◆ **SUPPLIED RECORDS**:

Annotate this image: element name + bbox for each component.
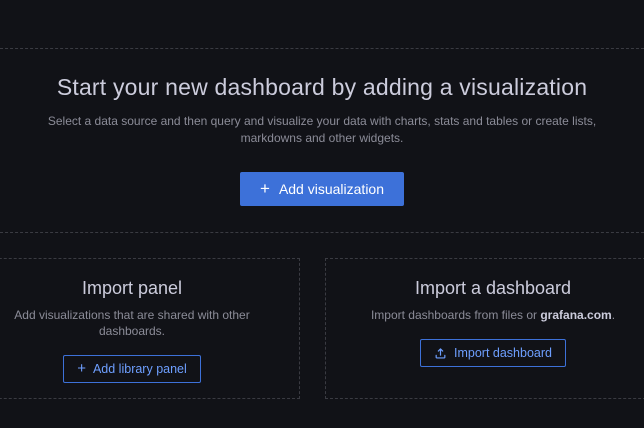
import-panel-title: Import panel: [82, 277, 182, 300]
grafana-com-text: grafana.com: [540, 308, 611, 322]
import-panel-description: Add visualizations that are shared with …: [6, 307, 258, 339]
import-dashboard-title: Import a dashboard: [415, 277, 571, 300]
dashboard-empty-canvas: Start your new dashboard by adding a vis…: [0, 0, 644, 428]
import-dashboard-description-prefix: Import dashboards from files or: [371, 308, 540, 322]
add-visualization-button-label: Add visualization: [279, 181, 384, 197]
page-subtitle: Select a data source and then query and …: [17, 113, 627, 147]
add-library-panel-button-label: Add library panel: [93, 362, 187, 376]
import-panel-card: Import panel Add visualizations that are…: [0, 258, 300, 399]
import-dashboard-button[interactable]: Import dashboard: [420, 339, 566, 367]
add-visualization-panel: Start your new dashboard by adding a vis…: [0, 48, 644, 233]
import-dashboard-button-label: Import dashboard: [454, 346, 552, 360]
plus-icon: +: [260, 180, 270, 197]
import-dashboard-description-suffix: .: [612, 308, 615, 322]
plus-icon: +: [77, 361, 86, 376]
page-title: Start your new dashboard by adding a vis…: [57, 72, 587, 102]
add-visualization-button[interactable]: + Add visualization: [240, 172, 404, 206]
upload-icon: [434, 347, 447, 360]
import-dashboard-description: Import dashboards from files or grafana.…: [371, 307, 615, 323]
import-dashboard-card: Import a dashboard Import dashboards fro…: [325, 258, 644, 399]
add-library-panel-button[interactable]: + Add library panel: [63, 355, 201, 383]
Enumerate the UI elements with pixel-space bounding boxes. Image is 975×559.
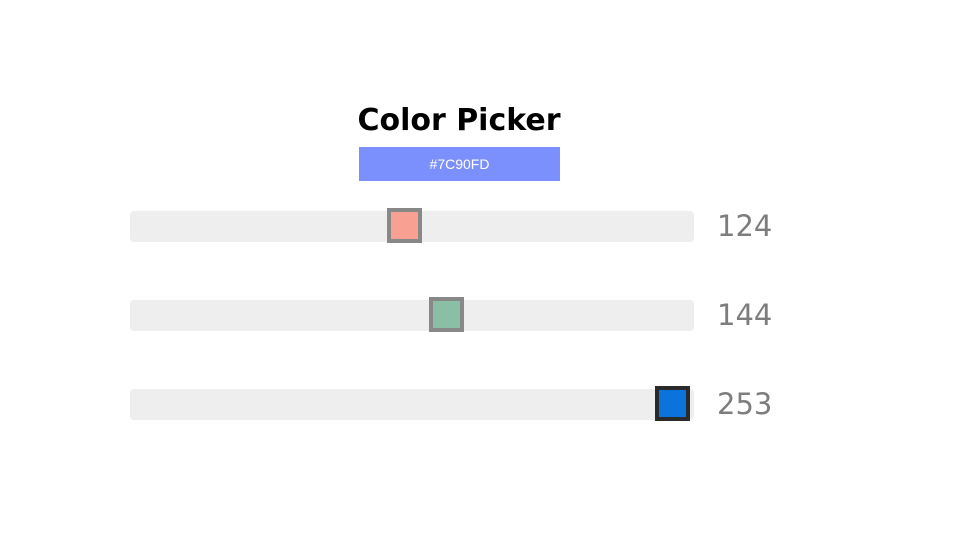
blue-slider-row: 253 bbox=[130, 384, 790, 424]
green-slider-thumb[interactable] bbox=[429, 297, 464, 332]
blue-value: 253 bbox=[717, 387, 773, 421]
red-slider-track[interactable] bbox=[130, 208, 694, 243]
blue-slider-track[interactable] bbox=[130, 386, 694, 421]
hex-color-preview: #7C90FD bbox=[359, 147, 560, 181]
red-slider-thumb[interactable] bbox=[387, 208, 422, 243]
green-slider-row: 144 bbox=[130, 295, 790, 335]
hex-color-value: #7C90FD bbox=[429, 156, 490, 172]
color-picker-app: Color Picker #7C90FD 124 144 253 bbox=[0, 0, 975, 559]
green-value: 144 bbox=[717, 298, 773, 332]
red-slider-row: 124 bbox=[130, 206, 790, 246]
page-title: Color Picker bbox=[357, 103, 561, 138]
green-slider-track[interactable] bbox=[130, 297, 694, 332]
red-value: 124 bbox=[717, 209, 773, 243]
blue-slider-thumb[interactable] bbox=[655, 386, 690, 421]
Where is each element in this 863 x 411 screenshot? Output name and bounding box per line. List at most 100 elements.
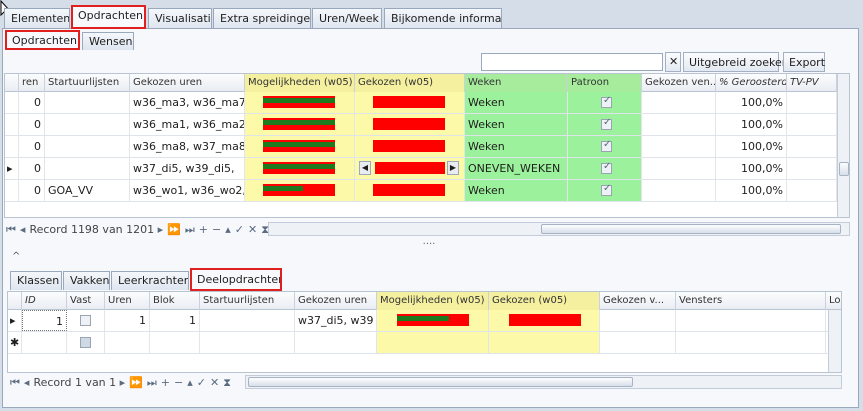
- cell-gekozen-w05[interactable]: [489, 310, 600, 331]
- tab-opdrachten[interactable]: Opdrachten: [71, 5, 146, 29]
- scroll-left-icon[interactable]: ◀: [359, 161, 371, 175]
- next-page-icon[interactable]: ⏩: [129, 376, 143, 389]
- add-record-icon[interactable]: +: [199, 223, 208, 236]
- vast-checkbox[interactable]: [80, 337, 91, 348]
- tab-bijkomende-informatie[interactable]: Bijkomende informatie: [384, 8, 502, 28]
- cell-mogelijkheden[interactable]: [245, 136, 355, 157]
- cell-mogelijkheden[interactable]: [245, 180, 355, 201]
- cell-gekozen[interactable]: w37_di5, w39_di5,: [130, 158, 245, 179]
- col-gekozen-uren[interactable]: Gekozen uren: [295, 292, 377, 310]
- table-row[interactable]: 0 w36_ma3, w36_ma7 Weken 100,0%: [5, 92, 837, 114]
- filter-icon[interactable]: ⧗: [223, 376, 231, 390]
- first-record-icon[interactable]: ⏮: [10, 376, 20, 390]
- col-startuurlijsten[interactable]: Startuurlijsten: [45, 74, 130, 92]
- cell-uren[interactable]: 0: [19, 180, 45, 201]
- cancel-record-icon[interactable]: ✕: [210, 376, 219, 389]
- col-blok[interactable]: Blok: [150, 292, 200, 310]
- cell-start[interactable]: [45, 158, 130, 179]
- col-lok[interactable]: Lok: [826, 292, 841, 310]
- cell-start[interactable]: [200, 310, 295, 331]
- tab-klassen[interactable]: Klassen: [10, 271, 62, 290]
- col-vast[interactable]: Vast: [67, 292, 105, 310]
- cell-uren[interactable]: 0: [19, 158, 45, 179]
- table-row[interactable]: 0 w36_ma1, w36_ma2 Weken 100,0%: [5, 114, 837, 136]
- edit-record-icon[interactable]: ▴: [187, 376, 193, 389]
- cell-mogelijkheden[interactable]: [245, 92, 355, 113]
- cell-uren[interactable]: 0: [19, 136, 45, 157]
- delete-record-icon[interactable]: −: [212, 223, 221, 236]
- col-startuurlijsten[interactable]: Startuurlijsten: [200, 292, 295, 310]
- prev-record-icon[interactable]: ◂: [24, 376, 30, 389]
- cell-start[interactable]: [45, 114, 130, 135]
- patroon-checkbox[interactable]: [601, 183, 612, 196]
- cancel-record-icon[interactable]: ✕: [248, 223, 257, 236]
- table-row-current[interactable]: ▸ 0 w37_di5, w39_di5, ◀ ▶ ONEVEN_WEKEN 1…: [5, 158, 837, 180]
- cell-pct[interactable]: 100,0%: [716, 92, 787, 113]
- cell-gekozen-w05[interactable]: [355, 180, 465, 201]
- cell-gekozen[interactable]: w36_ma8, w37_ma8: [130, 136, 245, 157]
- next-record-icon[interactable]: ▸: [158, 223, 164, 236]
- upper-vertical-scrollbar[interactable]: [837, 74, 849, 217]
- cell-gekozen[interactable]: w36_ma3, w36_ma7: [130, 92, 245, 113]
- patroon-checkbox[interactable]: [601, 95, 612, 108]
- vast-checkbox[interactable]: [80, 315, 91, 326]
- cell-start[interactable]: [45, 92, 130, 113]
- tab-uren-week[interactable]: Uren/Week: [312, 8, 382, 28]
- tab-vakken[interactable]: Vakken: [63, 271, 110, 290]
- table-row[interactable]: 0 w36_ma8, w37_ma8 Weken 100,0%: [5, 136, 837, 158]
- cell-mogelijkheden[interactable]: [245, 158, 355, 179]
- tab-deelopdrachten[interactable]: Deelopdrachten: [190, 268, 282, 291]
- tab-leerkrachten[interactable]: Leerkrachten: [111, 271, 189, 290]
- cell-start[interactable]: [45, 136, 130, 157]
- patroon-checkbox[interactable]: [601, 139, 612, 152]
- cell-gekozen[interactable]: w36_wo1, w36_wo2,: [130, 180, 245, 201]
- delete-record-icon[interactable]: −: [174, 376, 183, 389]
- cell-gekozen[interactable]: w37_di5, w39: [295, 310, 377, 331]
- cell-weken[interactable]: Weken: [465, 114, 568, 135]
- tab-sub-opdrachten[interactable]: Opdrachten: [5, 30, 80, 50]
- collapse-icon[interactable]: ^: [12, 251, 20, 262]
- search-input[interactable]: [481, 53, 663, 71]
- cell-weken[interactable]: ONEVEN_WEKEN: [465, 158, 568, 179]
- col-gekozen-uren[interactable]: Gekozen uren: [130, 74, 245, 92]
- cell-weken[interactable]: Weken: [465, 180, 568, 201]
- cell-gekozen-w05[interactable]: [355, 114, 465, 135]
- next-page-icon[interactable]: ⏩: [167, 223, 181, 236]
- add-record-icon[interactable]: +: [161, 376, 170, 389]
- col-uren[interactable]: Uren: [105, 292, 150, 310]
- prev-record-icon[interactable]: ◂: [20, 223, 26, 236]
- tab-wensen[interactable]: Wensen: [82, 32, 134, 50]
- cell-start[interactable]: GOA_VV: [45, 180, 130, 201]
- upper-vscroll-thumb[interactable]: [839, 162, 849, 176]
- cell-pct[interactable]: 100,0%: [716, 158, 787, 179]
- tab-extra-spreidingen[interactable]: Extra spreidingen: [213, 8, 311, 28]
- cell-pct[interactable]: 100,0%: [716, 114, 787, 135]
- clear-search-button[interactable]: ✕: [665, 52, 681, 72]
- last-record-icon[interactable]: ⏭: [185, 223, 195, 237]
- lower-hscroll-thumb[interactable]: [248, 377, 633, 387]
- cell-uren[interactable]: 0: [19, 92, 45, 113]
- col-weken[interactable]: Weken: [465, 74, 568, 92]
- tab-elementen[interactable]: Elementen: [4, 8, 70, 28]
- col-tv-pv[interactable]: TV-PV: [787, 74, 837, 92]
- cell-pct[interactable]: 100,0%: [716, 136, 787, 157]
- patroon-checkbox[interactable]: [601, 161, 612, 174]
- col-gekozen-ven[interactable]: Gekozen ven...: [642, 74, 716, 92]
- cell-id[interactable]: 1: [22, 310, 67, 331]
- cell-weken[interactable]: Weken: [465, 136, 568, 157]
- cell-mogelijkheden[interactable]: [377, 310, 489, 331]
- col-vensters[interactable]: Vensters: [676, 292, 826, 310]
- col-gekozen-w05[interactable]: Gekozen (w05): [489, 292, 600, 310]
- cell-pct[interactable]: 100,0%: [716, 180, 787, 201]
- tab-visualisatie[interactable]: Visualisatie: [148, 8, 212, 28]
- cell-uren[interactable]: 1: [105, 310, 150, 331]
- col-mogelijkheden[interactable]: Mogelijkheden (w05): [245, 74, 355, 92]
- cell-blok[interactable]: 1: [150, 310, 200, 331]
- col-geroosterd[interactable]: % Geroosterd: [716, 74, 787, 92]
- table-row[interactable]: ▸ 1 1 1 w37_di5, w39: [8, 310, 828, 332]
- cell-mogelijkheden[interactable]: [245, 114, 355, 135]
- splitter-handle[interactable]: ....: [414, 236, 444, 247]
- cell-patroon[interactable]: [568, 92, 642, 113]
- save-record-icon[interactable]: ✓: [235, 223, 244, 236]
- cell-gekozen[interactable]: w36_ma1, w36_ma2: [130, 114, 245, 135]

◆ **JOB**: Lay out the records from the line with "blue-slider-row: 253 bbox=[130, 384, 790, 424]" up to and including the line with "Where is each" as a Markdown table with the columns Row and Line. Number each row, and leave out blank lines.

◆ **FULL RESPONSE**:
| Row | Line |
|---|---|
| 1 | blue-slider-row: 253 bbox=[130, 384, 790, 424] |
| 2 | green-slider-thumb[interactable] bbox=[429, 297, 464, 332] |
| 3 | blue-value: 253 bbox=[717, 387, 773, 421] |
| 4 | red-slider-track[interactable] bbox=[130, 208, 694, 243] |
| 5 | blue-slider-track[interactable] bbox=[130, 386, 694, 421] |
| 6 | hex-color-preview: #7C90FD bbox=[359, 147, 560, 181] |
| 7 | red-slider-thumb[interactable] bbox=[387, 208, 422, 243] |
| 8 | green-slider-row: 144 bbox=[130, 295, 790, 335] |
| 9 | hex-color-value: #7C90FD bbox=[429, 156, 490, 172] |
| 10 | color-picker-app: Color Picker #7C90FD 124 144 253 bbox=[0, 0, 975, 559] |
| 11 | green-value: 144 bbox=[717, 298, 773, 332] |
| 12 | red-slider-row: 124 bbox=[130, 206, 790, 246] |
| 13 | page-title: Color Picker bbox=[357, 103, 561, 138] |
| 14 | green-slider-track[interactable] bbox=[130, 297, 694, 332] |
| 15 | red-value: 124 bbox=[717, 209, 773, 243] |
| 16 | blue-slider-thumb[interactable] bbox=[655, 386, 690, 421] |
| 17 | Where is each element in this 863 x 411 screenshot? Output name and bounding box per line. List at most 100 elements. |